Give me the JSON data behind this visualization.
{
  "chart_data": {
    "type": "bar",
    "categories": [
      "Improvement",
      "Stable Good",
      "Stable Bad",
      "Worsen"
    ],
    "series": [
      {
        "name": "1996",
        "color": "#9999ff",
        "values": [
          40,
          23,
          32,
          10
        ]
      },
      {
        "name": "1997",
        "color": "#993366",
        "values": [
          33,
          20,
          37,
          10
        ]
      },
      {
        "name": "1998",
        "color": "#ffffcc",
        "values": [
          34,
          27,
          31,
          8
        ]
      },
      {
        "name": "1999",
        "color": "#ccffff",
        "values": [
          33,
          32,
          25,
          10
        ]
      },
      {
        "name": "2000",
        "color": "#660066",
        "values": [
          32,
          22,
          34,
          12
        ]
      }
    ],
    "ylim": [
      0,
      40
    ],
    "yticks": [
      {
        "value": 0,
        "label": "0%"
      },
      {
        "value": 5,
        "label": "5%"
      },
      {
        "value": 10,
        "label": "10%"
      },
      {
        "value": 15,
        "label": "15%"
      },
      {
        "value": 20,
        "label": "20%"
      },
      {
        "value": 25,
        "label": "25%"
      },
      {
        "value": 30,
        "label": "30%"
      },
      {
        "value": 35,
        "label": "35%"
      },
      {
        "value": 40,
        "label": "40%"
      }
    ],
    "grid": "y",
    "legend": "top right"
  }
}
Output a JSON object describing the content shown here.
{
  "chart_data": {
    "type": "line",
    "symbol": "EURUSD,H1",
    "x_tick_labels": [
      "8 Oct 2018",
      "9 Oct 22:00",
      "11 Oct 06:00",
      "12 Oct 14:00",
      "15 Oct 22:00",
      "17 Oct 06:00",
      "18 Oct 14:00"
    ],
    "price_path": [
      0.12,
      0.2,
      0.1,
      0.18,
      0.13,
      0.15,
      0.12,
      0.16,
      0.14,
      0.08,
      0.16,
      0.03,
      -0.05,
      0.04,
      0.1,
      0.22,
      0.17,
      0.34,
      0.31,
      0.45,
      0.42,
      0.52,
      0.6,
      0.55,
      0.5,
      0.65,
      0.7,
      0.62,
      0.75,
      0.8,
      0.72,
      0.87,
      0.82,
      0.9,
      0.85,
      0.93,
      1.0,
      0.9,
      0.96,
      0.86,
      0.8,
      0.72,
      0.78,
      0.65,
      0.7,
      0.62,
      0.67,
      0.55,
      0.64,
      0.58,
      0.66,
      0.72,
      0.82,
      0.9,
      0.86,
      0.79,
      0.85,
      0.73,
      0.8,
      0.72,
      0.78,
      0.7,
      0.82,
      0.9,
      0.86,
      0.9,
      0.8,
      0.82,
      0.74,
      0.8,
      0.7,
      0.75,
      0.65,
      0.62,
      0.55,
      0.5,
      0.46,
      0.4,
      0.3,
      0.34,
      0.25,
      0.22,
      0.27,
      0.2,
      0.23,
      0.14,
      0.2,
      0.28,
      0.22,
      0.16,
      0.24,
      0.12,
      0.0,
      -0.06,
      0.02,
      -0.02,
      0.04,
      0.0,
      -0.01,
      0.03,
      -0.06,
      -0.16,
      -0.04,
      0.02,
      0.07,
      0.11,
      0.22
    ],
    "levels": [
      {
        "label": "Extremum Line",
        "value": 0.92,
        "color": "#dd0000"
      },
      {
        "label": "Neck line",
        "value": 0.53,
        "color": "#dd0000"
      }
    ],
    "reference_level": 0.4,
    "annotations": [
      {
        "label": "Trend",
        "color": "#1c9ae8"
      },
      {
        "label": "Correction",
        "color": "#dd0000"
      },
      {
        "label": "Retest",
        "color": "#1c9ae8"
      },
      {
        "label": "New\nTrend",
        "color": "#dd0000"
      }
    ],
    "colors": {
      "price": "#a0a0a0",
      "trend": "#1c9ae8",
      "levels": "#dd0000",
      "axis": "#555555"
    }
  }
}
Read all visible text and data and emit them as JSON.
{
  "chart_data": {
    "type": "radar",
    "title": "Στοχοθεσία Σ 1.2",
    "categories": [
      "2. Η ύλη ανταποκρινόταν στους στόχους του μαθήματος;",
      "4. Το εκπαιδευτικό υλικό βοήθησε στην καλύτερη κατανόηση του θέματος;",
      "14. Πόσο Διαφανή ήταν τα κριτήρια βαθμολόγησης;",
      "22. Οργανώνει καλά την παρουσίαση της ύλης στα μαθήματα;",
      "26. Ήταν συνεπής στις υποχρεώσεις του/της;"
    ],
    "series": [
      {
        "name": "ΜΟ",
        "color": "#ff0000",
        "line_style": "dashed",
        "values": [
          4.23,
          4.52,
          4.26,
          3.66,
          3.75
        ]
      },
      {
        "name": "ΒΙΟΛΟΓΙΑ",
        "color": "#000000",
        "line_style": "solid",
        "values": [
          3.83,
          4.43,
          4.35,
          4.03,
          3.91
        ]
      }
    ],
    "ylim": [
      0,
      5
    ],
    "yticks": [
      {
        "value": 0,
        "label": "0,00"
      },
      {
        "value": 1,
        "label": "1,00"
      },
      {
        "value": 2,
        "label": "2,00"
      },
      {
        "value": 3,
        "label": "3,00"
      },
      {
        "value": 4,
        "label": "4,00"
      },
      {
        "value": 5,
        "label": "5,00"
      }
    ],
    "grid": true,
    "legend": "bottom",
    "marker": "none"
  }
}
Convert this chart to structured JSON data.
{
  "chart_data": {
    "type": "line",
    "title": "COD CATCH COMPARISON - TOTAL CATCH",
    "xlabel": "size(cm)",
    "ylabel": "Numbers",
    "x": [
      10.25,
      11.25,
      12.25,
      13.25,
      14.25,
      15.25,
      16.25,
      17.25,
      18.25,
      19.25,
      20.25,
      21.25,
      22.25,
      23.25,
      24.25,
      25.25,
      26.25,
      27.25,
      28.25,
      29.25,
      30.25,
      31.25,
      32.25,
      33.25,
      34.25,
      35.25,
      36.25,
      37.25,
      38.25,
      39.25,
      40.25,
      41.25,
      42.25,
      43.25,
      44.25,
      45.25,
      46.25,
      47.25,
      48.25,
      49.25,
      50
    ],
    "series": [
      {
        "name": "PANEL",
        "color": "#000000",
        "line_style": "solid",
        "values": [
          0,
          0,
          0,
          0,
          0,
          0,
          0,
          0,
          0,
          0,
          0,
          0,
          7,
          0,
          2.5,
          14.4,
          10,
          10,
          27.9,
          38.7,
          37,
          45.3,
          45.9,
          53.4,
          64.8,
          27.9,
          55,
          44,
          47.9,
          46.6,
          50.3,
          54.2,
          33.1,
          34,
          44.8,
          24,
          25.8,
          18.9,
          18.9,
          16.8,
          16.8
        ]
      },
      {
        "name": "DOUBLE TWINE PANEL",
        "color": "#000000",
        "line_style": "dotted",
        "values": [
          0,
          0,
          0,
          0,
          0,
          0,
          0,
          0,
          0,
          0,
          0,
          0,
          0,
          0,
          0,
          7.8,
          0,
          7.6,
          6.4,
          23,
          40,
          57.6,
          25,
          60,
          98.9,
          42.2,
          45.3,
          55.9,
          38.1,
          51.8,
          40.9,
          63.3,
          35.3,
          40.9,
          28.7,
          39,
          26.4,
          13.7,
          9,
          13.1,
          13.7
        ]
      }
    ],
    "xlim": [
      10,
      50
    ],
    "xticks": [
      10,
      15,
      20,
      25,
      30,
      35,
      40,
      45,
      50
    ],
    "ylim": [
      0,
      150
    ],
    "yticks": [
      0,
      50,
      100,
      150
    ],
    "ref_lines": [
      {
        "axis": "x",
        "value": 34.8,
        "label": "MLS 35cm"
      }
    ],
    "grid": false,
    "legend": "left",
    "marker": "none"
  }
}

************

§ **What needs to be done**:
Gather each line in these records that contains the string "this".

§ **Solution to the exercise**:
Give me the JSON data behind this visualization.
Convert this chart to structured JSON data.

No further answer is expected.